- Job
Output each line of the material exactly as it stands.

- Material for this task
_ _ _ _ _

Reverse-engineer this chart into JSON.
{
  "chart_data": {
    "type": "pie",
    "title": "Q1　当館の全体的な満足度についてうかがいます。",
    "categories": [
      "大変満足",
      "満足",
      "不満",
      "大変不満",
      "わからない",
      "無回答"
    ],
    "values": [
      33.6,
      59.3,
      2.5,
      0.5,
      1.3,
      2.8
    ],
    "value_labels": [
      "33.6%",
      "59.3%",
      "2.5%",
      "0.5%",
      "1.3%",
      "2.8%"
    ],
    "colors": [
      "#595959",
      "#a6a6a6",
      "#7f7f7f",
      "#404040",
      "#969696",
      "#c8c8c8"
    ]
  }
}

_ _ _ _ _

- Result for this task
Reverse-engineer this chart into JSON.
{
  "chart_data": {
    "type": "pie",
    "title": "Q1　当館の全体的な満足度についてうかがいます。",
    "categories": [
      "大変満足",
      "満足",
      "不満",
      "大変不満",
      "わからない",
      "無回答"
    ],
    "values": [
      33.6,
      59.3,
      2.5,
      0.5,
      1.3,
      2.8
    ],
    "value_labels": [
      "33.6%",
      "59.3%",
      "2.5%",
      "0.5%",
      "1.3%",
      "2.8%"
    ],
    "colors": [
      "#595959",
      "#a6a6a6",
      "#7f7f7f",
      "#404040",
      "#969696",
      "#c8c8c8"
    ]
  }
}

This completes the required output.